----- DATA EXTRACT

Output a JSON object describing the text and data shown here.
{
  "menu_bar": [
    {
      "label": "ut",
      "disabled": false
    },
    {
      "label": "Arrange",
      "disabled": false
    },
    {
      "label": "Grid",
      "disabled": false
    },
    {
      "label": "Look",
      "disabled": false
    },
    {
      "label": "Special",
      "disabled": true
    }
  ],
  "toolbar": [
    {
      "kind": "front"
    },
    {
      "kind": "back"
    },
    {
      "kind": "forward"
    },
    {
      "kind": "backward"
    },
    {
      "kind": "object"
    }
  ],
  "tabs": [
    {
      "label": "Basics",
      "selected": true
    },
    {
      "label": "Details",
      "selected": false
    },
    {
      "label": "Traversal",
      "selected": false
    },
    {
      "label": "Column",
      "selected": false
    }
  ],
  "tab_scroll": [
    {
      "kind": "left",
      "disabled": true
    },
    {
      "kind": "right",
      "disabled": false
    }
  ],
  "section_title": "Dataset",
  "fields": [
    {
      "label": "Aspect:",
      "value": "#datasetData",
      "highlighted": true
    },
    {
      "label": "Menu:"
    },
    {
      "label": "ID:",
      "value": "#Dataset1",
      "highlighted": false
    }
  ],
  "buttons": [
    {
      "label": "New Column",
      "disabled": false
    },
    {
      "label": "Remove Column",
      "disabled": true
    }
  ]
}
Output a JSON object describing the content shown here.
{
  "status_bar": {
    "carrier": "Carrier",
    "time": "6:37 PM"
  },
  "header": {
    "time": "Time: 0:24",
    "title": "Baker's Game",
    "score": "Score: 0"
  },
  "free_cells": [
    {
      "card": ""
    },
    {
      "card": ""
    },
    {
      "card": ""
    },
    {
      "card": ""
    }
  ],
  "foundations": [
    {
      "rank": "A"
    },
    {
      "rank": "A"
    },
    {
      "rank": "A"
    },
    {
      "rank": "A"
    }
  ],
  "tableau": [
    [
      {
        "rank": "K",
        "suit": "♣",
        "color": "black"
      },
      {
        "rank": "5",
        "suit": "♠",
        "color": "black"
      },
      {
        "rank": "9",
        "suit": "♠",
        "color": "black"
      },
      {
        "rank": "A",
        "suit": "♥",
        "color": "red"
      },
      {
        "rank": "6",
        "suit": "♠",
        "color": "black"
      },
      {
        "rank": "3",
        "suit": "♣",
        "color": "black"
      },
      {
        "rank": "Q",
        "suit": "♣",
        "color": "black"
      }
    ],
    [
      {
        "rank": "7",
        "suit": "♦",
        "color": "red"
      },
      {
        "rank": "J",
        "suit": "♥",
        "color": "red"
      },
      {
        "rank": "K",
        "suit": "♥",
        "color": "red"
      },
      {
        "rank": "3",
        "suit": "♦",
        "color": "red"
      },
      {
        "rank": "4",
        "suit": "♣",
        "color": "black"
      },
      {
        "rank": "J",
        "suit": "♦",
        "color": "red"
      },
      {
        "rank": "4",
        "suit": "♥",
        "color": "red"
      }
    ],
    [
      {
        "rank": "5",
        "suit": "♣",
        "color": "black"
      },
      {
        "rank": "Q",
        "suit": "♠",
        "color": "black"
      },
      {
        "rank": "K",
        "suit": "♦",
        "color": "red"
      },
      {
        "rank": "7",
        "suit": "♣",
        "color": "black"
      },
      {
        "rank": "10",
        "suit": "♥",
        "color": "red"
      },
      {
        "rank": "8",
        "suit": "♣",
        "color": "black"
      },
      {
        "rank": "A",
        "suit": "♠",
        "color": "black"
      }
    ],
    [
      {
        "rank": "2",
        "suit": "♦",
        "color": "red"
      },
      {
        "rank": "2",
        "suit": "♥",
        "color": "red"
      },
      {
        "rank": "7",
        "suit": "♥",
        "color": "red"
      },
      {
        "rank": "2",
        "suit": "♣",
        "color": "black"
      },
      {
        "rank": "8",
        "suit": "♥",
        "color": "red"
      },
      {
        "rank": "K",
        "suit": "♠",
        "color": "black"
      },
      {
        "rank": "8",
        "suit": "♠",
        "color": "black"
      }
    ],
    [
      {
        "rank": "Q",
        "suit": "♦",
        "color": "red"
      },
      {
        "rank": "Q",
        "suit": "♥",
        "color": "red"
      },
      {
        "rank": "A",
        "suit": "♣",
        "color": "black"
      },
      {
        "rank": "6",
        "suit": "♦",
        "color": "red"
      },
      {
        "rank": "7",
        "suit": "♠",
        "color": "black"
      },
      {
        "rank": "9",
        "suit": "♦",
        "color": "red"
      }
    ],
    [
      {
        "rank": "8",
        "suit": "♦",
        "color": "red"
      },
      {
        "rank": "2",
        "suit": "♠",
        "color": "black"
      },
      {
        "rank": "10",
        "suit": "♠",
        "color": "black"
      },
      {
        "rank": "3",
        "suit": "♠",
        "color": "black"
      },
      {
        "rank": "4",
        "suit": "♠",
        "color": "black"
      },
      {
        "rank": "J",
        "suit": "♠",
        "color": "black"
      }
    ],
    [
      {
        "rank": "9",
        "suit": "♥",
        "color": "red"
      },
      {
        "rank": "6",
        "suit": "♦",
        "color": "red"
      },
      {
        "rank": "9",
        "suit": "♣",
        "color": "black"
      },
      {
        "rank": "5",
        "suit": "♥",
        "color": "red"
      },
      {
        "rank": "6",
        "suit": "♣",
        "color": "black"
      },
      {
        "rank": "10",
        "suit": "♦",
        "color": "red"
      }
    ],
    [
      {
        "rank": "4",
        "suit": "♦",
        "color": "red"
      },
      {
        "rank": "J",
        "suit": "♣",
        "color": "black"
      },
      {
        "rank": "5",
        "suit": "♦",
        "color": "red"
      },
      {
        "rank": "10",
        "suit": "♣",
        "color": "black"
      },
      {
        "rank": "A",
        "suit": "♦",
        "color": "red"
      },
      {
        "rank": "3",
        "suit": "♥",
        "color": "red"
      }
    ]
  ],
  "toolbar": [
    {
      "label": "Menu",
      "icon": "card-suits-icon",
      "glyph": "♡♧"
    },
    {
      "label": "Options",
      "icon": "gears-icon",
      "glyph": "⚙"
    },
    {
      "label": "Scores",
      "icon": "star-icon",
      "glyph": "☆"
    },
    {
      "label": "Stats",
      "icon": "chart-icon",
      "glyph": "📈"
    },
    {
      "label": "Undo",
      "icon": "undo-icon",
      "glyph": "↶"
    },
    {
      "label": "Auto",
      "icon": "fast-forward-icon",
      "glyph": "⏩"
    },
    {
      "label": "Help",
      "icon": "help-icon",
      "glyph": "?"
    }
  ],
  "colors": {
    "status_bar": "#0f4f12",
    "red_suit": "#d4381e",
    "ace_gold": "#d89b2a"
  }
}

----------

Across the material above, how many lines include the string "forward"? Only the number is wanted.

:: SOLUTION TO THE EXERCISE ::
2